◆ Exercise description: Repeat every entry word for word, but leave the images out of your copy.

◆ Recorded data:
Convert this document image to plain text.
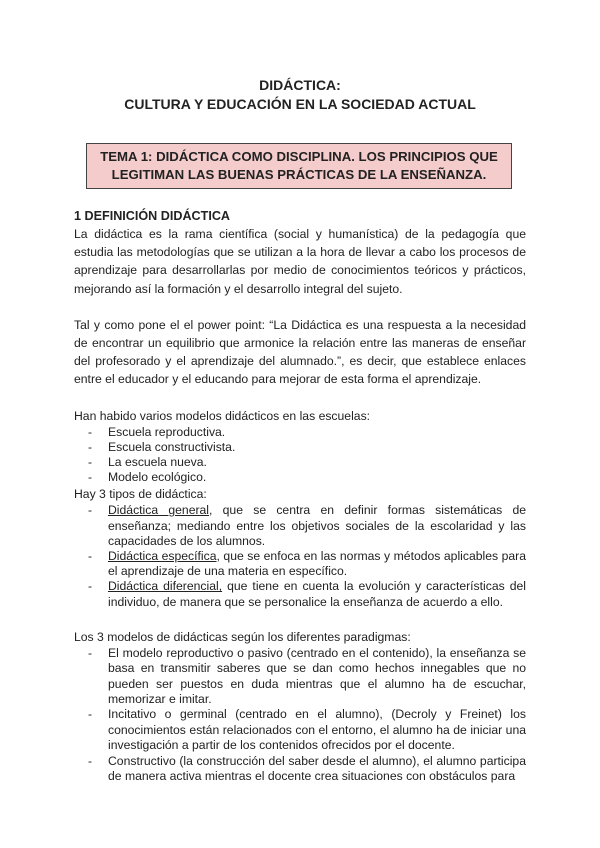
DIDÁCTICA:
CULTURA Y EDUCACIÓN EN LA SOCIEDAD ACTUAL
TEMA 1: DIDÁCTICA COMO DISCIPLINA. LOS PRINCIPIOS QUE
LEGITIMAN LAS BUENAS PRÁCTICAS DE LA ENSEÑANZA.
1 DEFINICIÓN DIDÁCTICA

La didáctica es la rama científica (social y humanística) de la pedagogía que estudia las metodologías que se utilizan a la hora de llevar a cabo los procesos de aprendizaje para desarrollarlas por medio de conocimientos teóricos y prácticos, mejorando así la formación y el desarrollo integral del sujeto.

Tal y como pone el el power point: “La Didáctica es una respuesta a la necesidad de encontrar un equilibrio que armonice la relación entre las maneras de enseñar del profesorado y el aprendizaje del alumnado.”, es decir, que establece enlaces entre el educador y el educando para mejorar de esta forma el aprendizaje.

Han habido varios modelos didácticos en las escuelas:

- Escuela reproductiva.
- Escuela constructivista.
- La escuela nueva.
- Modelo ecológico.

Hay 3 tipos de didáctica:

- Didáctica general, que se centra en definir formas sistemáticas de enseñanza; mediando entre los objetivos sociales de la escolaridad y las capacidades de los alumnos.
- Didáctica específica, que se enfoca en las normas y métodos aplicables para el aprendizaje de una materia en específico.
- Didáctica diferencial, que tiene en cuenta la evolución y características del individuo, de manera que se personalice la enseñanza de acuerdo a ello.

Los 3 modelos de didácticas según los diferentes paradigmas:

- El modelo reproductivo o pasivo (centrado en el contenido), la enseñanza se basa en transmitir saberes que se dan como hechos innegables que no pueden ser puestos en duda mientras que el alumno ha de escuchar, memorizar e imitar.
- Incitativo o germinal (centrado en el alumno), (Decroly y Freinet) los conocimientos están relacionados con el entorno, el alumno ha de iniciar una investigación a partir de los contenidos ofrecidos por el docente.
- Constructivo (la construcción del saber desde el alumno), el alumno participa de manera activa mientras el docente crea situaciones con obstáculos para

◆ Task solution:
Convert this document image to plain text.
DIDÁCTICA:
CULTURA Y EDUCACIÓN EN LA SOCIEDAD ACTUAL
TEMA 1: DIDÁCTICA COMO DISCIPLINA. LOS PRINCIPIOS QUE
LEGITIMAN LAS BUENAS PRÁCTICAS DE LA ENSEÑANZA.
1 DEFINICIÓN DIDÁCTICA

La didáctica es la rama científica (social y humanística) de la pedagogía que estudia las metodologías que se utilizan a la hora de llevar a cabo los procesos de aprendizaje para desarrollarlas por medio de conocimientos teóricos y prácticos, mejorando así la formación y el desarrollo integral del sujeto.

Tal y como pone el el power point: “La Didáctica es una respuesta a la necesidad de encontrar un equilibrio que armonice la relación entre las maneras de enseñar del profesorado y el aprendizaje del alumnado.”, es decir, que establece enlaces entre el educador y el educando para mejorar de esta forma el aprendizaje.

Han habido varios modelos didácticos en las escuelas:

- Escuela reproductiva.
- Escuela constructivista.
- La escuela nueva.
- Modelo ecológico.

Hay 3 tipos de didáctica:

- Didáctica general, que se centra en definir formas sistemáticas de enseñanza; mediando entre los objetivos sociales de la escolaridad y las capacidades de los alumnos.
- Didáctica específica, que se enfoca en las normas y métodos aplicables para el aprendizaje de una materia en específico.
- Didáctica diferencial, que tiene en cuenta la evolución y características del individuo, de manera que se personalice la enseñanza de acuerdo a ello.

Los 3 modelos de didácticas según los diferentes paradigmas:

- El modelo reproductivo o pasivo (centrado en el contenido), la enseñanza se basa en transmitir saberes que se dan como hechos innegables que no pueden ser puestos en duda mientras que el alumno ha de escuchar, memorizar e imitar.
- Incitativo o germinal (centrado en el alumno), (Decroly y Freinet) los conocimientos están relacionados con el entorno, el alumno ha de iniciar una investigación a partir de los contenidos ofrecidos por el docente.
- Constructivo (la construcción del saber desde el alumno), el alumno participa de manera activa mientras el docente crea situaciones con obstáculos para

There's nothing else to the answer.